What you have to do:
Read through the entries below and return each line with the word "more".

··· Excerpted records

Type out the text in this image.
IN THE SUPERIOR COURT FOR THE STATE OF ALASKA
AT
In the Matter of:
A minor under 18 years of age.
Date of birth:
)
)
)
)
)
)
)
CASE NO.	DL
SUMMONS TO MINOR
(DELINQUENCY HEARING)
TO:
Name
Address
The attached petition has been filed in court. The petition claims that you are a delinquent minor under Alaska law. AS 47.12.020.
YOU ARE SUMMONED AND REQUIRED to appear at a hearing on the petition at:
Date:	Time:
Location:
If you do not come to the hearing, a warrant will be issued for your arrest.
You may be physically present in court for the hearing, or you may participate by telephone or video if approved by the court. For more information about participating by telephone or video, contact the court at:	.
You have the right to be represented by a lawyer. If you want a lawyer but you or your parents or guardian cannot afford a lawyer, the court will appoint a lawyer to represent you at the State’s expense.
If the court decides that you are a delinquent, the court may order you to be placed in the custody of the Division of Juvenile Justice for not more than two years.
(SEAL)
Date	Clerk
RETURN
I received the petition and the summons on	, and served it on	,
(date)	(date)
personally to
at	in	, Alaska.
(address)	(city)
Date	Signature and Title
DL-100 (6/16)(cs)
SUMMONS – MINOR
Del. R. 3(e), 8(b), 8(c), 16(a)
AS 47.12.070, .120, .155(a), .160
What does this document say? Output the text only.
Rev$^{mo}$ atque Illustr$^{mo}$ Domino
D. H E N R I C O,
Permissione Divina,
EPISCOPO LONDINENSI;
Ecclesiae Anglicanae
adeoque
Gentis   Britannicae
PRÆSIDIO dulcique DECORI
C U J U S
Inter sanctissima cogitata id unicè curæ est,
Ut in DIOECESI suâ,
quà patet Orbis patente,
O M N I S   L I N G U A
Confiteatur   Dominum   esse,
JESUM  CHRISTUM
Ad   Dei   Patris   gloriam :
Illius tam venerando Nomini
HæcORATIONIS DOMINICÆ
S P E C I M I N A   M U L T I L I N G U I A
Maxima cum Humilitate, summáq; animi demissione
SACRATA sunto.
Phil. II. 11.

······

Answer to the problem:
You may be physically present in court for the hearing, or you may participate by telephone or video if approved by the court. For more information about participating by telephone or video, contact the court at:	.
If the court decides that you are a delinquent, the court may order you to be placed in the custody of the Division of Juvenile Justice for not more than two years.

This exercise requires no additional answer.